Search the entries for the word "this" and pull out each line that has it.

───── Supplied material

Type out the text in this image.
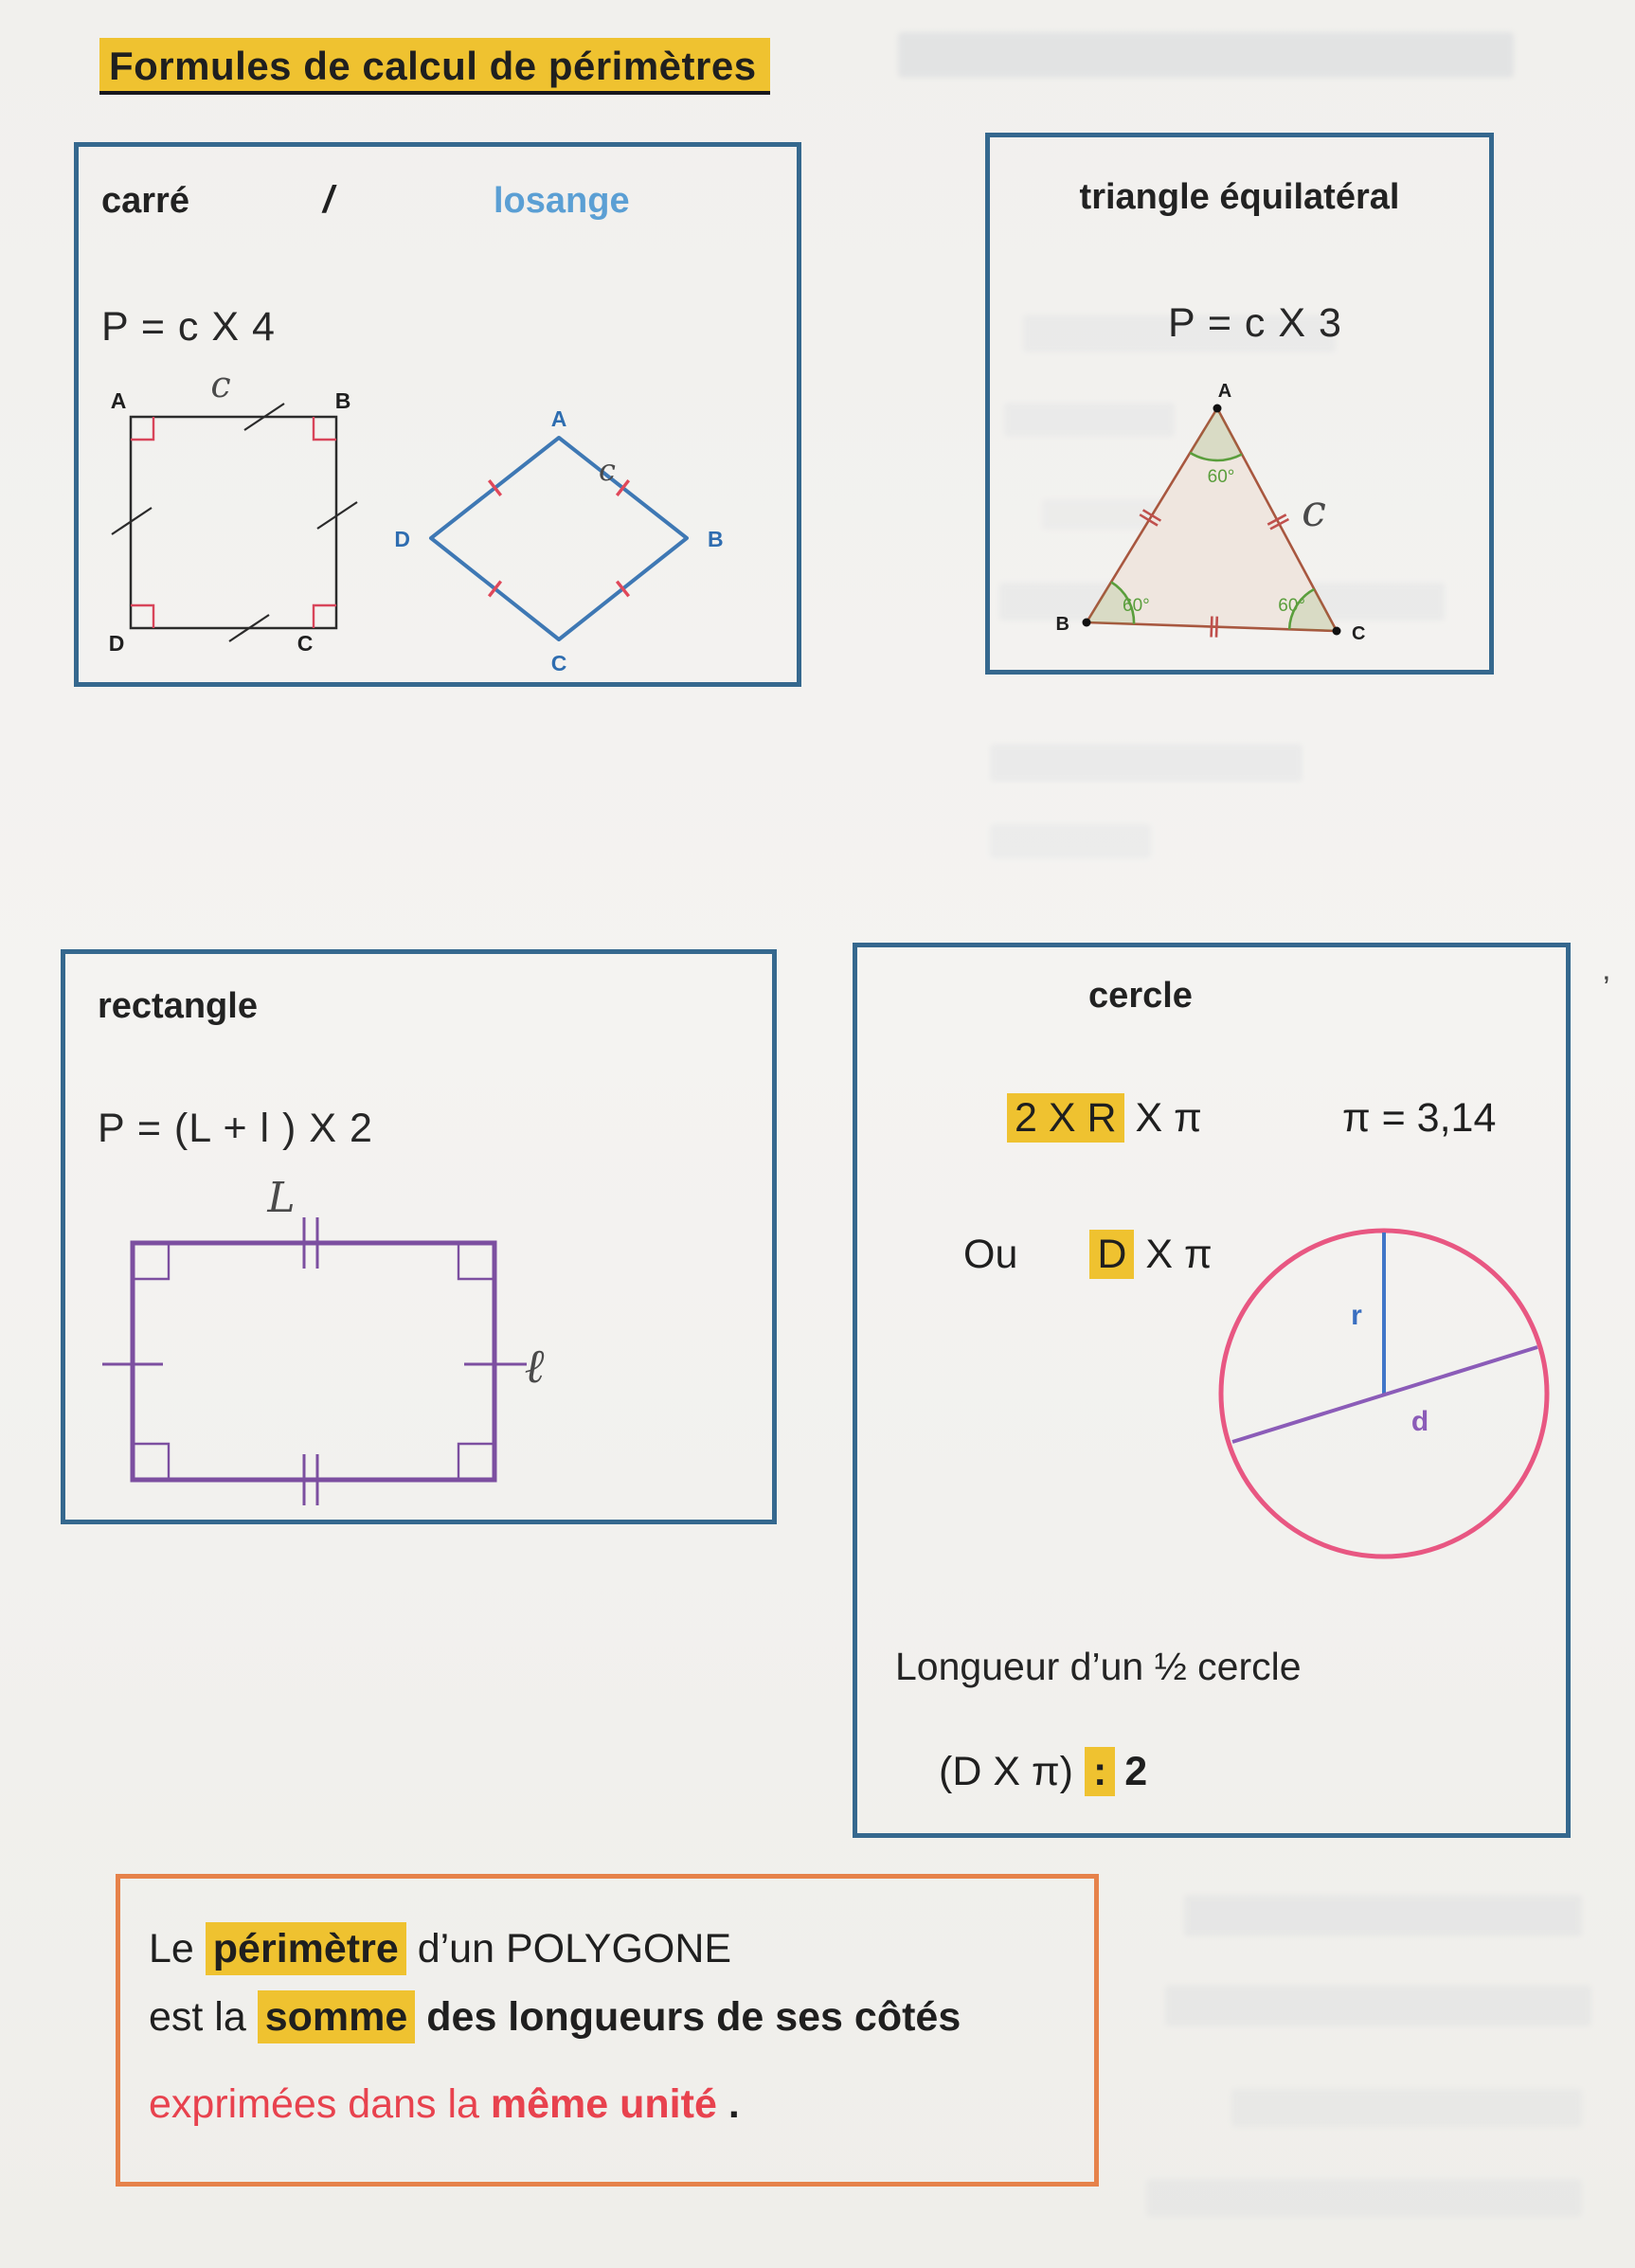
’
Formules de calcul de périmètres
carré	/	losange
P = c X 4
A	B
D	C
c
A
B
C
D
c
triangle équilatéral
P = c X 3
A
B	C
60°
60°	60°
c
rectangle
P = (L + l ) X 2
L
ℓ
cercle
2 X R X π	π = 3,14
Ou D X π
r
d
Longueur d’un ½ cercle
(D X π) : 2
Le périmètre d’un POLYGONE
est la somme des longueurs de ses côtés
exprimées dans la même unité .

──────────
───── Supplied material

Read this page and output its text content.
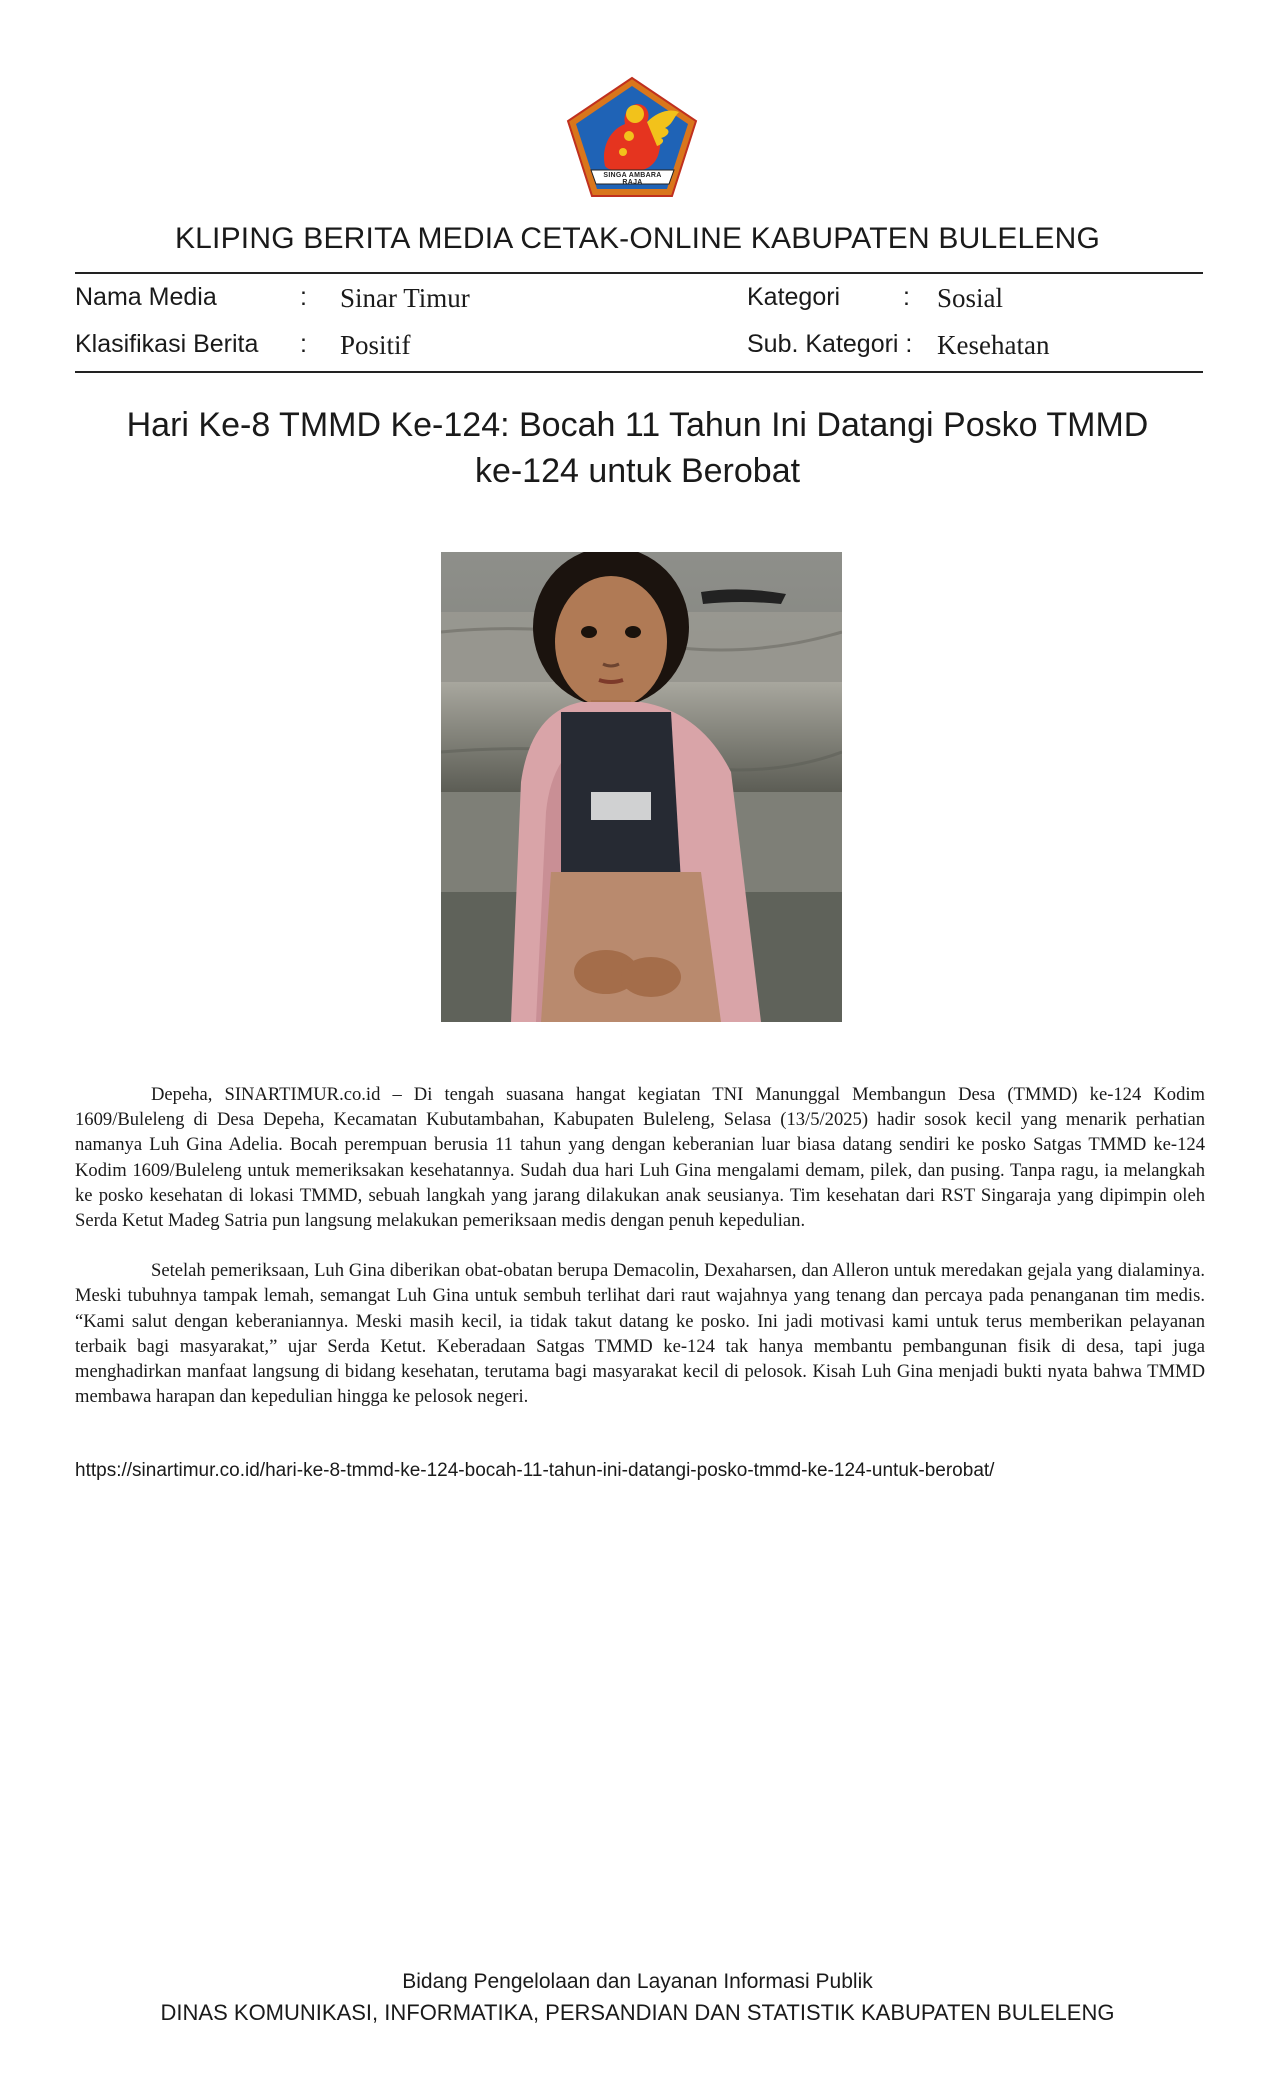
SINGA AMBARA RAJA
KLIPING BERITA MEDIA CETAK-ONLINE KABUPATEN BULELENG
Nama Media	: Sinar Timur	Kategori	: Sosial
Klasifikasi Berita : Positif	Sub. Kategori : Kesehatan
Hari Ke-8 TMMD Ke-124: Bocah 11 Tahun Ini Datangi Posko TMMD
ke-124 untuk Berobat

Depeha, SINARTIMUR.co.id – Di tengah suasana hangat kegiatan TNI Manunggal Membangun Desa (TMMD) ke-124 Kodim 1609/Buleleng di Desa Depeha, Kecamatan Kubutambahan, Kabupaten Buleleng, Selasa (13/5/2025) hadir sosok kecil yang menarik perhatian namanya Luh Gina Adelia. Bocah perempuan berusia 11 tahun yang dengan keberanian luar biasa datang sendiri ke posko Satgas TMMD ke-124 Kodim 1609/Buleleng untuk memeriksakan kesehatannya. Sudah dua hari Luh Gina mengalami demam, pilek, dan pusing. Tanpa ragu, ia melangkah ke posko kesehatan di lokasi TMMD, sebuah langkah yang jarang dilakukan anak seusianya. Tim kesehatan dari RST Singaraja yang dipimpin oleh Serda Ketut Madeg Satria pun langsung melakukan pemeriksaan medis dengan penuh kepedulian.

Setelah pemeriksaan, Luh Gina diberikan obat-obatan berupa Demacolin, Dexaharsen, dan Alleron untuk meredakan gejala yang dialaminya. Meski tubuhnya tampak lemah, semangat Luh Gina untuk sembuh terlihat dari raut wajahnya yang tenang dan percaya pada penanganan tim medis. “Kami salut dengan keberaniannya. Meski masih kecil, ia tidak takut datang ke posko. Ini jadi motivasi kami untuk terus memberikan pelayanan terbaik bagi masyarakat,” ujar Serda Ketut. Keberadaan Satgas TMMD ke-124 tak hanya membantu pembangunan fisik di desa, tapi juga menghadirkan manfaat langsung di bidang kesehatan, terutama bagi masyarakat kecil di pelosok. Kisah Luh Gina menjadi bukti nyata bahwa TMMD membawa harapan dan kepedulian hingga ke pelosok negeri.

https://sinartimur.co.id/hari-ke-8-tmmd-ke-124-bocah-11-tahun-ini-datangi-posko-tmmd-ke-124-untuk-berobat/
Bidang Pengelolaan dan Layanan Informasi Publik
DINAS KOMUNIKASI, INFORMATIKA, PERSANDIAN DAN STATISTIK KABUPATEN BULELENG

──────────

*Result below*
Type out the text in this image.
Read this page and output its text content.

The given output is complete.